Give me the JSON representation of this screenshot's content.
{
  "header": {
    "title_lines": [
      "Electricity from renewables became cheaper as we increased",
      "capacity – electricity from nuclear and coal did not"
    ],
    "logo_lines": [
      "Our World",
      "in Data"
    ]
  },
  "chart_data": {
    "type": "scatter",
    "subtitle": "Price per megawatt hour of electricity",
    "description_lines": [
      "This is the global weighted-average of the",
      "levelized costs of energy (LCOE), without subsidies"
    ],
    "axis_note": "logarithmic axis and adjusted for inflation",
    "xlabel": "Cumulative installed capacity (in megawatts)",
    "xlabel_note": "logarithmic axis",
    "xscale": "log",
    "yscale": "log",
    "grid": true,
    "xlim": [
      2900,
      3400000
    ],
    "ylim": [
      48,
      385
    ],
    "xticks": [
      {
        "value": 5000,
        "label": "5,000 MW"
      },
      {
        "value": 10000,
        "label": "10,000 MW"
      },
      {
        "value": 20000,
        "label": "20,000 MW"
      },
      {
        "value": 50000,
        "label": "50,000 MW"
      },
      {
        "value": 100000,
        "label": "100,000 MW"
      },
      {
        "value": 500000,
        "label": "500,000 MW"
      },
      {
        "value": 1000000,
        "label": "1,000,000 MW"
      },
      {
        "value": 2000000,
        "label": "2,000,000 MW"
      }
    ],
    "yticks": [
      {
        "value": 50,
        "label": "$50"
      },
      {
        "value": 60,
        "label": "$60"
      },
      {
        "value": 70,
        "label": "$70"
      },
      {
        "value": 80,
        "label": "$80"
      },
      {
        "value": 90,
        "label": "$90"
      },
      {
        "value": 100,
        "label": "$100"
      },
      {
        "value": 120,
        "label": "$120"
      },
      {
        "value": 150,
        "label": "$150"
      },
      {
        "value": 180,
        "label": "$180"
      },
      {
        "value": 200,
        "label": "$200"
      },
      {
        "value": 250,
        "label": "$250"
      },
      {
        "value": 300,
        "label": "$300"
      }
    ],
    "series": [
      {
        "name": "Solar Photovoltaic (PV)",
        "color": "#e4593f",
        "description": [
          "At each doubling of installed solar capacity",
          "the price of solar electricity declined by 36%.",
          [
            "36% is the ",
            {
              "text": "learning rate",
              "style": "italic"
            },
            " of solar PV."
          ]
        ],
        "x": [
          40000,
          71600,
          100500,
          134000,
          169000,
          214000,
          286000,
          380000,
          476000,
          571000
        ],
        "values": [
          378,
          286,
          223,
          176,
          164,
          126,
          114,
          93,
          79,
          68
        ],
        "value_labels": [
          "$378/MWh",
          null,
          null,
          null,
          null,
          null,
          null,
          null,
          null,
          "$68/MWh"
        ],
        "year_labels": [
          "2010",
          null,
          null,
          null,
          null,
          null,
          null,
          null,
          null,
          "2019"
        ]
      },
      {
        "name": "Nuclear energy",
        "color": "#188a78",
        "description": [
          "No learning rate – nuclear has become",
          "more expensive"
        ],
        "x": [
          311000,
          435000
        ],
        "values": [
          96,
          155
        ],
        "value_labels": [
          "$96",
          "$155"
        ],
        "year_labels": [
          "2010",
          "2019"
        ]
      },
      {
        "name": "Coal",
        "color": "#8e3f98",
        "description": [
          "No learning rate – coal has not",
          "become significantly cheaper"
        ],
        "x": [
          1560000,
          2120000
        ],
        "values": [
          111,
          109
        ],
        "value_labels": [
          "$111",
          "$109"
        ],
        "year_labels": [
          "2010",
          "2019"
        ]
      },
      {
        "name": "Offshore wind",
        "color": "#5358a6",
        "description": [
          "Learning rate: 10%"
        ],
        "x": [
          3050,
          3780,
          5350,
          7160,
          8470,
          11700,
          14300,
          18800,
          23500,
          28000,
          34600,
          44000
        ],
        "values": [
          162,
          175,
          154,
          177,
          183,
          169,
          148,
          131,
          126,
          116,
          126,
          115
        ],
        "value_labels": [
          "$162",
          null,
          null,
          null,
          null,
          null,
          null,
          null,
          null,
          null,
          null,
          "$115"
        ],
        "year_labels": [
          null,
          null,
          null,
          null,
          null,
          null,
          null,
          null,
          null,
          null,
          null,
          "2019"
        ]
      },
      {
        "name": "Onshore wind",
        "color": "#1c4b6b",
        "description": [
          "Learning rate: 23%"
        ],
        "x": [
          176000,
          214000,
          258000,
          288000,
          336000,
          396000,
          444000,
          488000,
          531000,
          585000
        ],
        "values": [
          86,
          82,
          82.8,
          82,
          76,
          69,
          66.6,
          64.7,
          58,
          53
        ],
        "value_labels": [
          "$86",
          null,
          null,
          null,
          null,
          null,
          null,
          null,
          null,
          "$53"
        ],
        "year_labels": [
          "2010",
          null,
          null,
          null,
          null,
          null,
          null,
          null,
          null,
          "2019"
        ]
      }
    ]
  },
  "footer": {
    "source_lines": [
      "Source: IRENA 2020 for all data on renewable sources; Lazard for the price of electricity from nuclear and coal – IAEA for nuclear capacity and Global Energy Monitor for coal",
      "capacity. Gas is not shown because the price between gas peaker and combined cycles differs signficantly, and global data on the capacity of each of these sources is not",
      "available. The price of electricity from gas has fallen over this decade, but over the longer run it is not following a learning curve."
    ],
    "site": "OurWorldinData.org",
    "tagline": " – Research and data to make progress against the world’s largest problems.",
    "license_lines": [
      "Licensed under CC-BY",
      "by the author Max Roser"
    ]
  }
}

- _Problem to work on_: Extract the listing in its entirety and repeat it exactly.

- _Output of the task_:
Give me the JSON representation of this screenshot's content.
{
  "header": {
    "title_lines": [
      "Electricity from renewables became cheaper as we increased",
      "capacity – electricity from nuclear and coal did not"
    ],
    "logo_lines": [
      "Our World",
      "in Data"
    ]
  },
  "chart_data": {
    "type": "scatter",
    "subtitle": "Price per megawatt hour of electricity",
    "description_lines": [
      "This is the global weighted-average of the",
      "levelized costs of energy (LCOE), without subsidies"
    ],
    "axis_note": "logarithmic axis and adjusted for inflation",
    "xlabel": "Cumulative installed capacity (in megawatts)",
    "xlabel_note": "logarithmic axis",
    "xscale": "log",
    "yscale": "log",
    "grid": true,
    "xlim": [
      2900,
      3400000
    ],
    "ylim": [
      48,
      385
    ],
    "xticks": [
      {
        "value": 5000,
        "label": "5,000 MW"
      },
      {
        "value": 10000,
        "label": "10,000 MW"
      },
      {
        "value": 20000,
        "label": "20,000 MW"
      },
      {
        "value": 50000,
        "label": "50,000 MW"
      },
      {
        "value": 100000,
        "label": "100,000 MW"
      },
      {
        "value": 500000,
        "label": "500,000 MW"
      },
      {
        "value": 1000000,
        "label": "1,000,000 MW"
      },
      {
        "value": 2000000,
        "label": "2,000,000 MW"
      }
    ],
    "yticks": [
      {
        "value": 50,
        "label": "$50"
      },
      {
        "value": 60,
        "label": "$60"
      },
      {
        "value": 70,
        "label": "$70"
      },
      {
        "value": 80,
        "label": "$80"
      },
      {
        "value": 90,
        "label": "$90"
      },
      {
        "value": 100,
        "label": "$100"
      },
      {
        "value": 120,
        "label": "$120"
      },
      {
        "value": 150,
        "label": "$150"
      },
      {
        "value": 180,
        "label": "$180"
      },
      {
        "value": 200,
        "label": "$200"
      },
      {
        "value": 250,
        "label": "$250"
      },
      {
        "value": 300,
        "label": "$300"
      }
    ],
    "series": [
      {
        "name": "Solar Photovoltaic (PV)",
        "color": "#e4593f",
        "description": [
          "At each doubling of installed solar capacity",
          "the price of solar electricity declined by 36%.",
          [
            "36% is the ",
            {
              "text": "learning rate",
              "style": "italic"
            },
            " of solar PV."
          ]
        ],
        "x": [
          40000,
          71600,
          100500,
          134000,
          169000,
          214000,
          286000,
          380000,
          476000,
          571000
        ],
        "values": [
          378,
          286,
          223,
          176,
          164,
          126,
          114,
          93,
          79,
          68
        ],
        "value_labels": [
          "$378/MWh",
          null,
          null,
          null,
          null,
          null,
          null,
          null,
          null,
          "$68/MWh"
        ],
        "year_labels": [
          "2010",
          null,
          null,
          null,
          null,
          null,
          null,
          null,
          null,
          "2019"
        ]
      },
      {
        "name": "Nuclear energy",
        "color": "#188a78",
        "description": [
          "No learning rate – nuclear has become",
          "more expensive"
        ],
        "x": [
          311000,
          435000
        ],
        "values": [
          96,
          155
        ],
        "value_labels": [
          "$96",
          "$155"
        ],
        "year_labels": [
          "2010",
          "2019"
        ]
      },
      {
        "name": "Coal",
        "color": "#8e3f98",
        "description": [
          "No learning rate – coal has not",
          "become significantly cheaper"
        ],
        "x": [
          1560000,
          2120000
        ],
        "values": [
          111,
          109
        ],
        "value_labels": [
          "$111",
          "$109"
        ],
        "year_labels": [
          "2010",
          "2019"
        ]
      },
      {
        "name": "Offshore wind",
        "color": "#5358a6",
        "description": [
          "Learning rate: 10%"
        ],
        "x": [
          3050,
          3780,
          5350,
          7160,
          8470,
          11700,
          14300,
          18800,
          23500,
          28000,
          34600,
          44000
        ],
        "values": [
          162,
          175,
          154,
          177,
          183,
          169,
          148,
          131,
          126,
          116,
          126,
          115
        ],
        "value_labels": [
          "$162",
          null,
          null,
          null,
          null,
          null,
          null,
          null,
          null,
          null,
          null,
          "$115"
        ],
        "year_labels": [
          null,
          null,
          null,
          null,
          null,
          null,
          null,
          null,
          null,
          null,
          null,
          "2019"
        ]
      },
      {
        "name": "Onshore wind",
        "color": "#1c4b6b",
        "description": [
          "Learning rate: 23%"
        ],
        "x": [
          176000,
          214000,
          258000,
          288000,
          336000,
          396000,
          444000,
          488000,
          531000,
          585000
        ],
        "values": [
          86,
          82,
          82.8,
          82,
          76,
          69,
          66.6,
          64.7,
          58,
          53
        ],
        "value_labels": [
          "$86",
          null,
          null,
          null,
          null,
          null,
          null,
          null,
          null,
          "$53"
        ],
        "year_labels": [
          "2010",
          null,
          null,
          null,
          null,
          null,
          null,
          null,
          null,
          "2019"
        ]
      }
    ]
  },
  "footer": {
    "source_lines": [
      "Source: IRENA 2020 for all data on renewable sources; Lazard for the price of electricity from nuclear and coal – IAEA for nuclear capacity and Global Energy Monitor for coal",
      "capacity. Gas is not shown because the price between gas peaker and combined cycles differs signficantly, and global data on the capacity of each of these sources is not",
      "available. The price of electricity from gas has fallen over this decade, but over the longer run it is not following a learning curve."
    ],
    "site": "OurWorldinData.org",
    "tagline": " – Research and data to make progress against the world’s largest problems.",
    "license_lines": [
      "Licensed under CC-BY",
      "by the author Max Roser"
    ]
  }
}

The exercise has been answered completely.